SHORT PROBLEM: Count the rows below that contain the word "adventure", matching case exactly, and reply with only that number.

━━ INPUT RECORDS

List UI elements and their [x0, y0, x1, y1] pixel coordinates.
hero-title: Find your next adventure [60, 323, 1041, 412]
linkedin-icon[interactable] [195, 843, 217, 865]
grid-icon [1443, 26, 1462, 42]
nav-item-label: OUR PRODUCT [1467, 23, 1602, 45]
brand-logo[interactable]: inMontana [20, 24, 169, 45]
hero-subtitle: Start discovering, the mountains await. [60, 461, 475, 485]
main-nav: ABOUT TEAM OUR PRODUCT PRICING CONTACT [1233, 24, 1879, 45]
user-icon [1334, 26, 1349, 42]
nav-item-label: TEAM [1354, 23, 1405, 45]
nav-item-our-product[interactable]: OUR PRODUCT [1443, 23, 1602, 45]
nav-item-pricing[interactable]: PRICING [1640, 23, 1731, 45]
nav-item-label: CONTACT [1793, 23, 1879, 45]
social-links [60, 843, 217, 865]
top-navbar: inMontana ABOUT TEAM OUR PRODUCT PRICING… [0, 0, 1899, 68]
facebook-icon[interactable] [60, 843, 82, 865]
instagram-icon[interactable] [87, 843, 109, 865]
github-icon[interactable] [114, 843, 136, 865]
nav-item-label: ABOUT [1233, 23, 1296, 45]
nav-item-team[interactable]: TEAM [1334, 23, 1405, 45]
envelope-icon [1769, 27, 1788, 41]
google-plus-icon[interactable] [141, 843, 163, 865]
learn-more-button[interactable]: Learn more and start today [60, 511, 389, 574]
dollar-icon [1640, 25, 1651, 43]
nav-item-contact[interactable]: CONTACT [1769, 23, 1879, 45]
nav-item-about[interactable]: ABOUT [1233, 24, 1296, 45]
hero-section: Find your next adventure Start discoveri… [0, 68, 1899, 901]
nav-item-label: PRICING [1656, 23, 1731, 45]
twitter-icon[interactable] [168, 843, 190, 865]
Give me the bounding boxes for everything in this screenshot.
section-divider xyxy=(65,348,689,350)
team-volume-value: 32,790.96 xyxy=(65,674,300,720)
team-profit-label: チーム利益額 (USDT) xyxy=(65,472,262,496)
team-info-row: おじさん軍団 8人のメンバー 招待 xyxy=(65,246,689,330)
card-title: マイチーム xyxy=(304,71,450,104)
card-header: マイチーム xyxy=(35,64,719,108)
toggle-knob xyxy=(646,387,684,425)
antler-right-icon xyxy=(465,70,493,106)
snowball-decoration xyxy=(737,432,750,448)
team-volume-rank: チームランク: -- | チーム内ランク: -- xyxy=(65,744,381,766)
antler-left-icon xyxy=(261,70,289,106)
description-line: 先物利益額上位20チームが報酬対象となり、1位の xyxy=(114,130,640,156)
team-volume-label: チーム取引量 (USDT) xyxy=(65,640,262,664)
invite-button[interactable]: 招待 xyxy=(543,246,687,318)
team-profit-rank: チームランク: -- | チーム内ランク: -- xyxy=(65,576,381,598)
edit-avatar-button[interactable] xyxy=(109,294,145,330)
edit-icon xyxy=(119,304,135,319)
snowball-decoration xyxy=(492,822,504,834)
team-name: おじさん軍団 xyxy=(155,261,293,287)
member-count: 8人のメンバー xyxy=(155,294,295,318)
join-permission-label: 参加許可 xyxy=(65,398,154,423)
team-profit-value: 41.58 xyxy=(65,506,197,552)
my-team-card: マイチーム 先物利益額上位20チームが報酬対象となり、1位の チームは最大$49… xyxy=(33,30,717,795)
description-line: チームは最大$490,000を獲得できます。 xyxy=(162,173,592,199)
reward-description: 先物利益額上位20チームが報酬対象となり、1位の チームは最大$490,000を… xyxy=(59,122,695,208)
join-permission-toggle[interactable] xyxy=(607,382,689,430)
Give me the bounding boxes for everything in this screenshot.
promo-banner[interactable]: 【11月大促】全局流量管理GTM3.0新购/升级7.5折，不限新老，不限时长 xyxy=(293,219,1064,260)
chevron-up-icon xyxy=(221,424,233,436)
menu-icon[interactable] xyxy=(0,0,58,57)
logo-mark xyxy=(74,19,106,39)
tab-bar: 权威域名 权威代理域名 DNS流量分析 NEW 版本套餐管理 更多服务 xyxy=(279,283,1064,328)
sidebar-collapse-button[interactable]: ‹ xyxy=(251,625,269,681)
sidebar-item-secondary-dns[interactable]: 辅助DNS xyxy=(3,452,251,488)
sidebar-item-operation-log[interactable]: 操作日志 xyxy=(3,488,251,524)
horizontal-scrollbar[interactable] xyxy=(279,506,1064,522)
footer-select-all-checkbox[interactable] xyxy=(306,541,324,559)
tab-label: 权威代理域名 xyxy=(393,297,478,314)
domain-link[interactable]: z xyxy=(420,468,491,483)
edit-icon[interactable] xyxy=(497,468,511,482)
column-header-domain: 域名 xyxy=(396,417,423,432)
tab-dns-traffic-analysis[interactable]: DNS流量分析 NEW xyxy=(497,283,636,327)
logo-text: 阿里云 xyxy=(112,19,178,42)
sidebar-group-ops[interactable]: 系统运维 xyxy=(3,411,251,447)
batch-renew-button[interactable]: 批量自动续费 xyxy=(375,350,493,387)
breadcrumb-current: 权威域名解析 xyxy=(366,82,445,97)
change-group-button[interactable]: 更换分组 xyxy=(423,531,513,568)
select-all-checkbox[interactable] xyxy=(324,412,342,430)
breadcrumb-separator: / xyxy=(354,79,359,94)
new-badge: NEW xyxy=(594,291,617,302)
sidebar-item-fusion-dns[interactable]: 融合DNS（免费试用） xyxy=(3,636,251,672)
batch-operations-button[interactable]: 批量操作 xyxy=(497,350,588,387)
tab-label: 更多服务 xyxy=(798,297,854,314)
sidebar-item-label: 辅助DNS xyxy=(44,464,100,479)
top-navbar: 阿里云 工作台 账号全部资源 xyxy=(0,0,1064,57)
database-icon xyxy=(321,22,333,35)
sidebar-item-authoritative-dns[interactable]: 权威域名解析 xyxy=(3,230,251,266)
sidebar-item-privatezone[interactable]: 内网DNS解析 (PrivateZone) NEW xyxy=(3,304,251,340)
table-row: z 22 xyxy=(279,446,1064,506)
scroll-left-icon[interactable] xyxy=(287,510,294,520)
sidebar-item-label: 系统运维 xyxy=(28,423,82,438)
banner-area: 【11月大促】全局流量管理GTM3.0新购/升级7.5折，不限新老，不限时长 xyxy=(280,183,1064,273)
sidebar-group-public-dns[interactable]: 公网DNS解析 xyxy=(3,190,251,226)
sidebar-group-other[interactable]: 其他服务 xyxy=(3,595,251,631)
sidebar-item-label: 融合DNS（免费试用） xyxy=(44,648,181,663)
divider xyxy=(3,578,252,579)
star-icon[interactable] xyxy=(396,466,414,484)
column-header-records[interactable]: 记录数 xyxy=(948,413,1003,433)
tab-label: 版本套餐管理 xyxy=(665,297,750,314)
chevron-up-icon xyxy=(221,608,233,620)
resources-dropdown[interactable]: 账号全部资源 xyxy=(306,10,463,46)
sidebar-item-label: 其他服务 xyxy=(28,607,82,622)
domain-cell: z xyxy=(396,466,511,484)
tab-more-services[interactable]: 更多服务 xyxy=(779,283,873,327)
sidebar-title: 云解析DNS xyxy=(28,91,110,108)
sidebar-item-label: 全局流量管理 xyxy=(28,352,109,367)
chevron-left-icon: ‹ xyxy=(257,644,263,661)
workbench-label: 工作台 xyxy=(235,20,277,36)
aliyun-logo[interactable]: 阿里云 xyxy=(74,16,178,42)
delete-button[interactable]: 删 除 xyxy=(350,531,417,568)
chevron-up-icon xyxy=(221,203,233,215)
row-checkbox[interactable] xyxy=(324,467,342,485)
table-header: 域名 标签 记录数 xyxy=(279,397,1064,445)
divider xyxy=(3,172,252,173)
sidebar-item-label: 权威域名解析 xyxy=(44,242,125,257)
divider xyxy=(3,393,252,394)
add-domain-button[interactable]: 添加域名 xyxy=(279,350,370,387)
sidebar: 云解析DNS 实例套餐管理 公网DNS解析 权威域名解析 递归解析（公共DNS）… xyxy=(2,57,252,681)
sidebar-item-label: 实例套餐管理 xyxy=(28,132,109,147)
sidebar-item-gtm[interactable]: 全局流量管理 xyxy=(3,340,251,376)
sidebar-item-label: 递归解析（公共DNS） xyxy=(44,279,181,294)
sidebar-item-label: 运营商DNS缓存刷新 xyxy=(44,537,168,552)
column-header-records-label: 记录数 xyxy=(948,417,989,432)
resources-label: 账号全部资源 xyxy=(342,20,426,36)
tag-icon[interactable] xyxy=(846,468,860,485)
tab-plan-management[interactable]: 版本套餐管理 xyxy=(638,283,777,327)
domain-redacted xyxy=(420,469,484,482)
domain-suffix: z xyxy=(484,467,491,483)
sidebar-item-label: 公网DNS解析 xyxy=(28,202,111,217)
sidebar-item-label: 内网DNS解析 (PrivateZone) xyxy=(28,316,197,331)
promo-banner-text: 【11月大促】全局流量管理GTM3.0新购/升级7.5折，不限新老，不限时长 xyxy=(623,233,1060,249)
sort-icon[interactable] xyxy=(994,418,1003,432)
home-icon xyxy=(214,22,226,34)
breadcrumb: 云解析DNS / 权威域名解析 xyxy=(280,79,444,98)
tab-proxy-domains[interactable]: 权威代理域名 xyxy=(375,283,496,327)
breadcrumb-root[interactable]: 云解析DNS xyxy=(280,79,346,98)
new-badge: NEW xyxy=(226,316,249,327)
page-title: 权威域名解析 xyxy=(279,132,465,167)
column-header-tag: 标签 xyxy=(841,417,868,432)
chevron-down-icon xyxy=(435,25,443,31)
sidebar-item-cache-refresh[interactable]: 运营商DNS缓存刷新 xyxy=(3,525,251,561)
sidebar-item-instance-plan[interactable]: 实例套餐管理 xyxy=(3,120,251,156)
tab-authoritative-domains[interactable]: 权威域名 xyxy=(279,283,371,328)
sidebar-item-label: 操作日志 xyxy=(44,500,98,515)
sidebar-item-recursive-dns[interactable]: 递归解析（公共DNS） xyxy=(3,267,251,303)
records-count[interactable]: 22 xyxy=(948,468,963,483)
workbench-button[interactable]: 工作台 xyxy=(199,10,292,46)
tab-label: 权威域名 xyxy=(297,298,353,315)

━━━━

SOLUTION TO THE PROBLEM: 2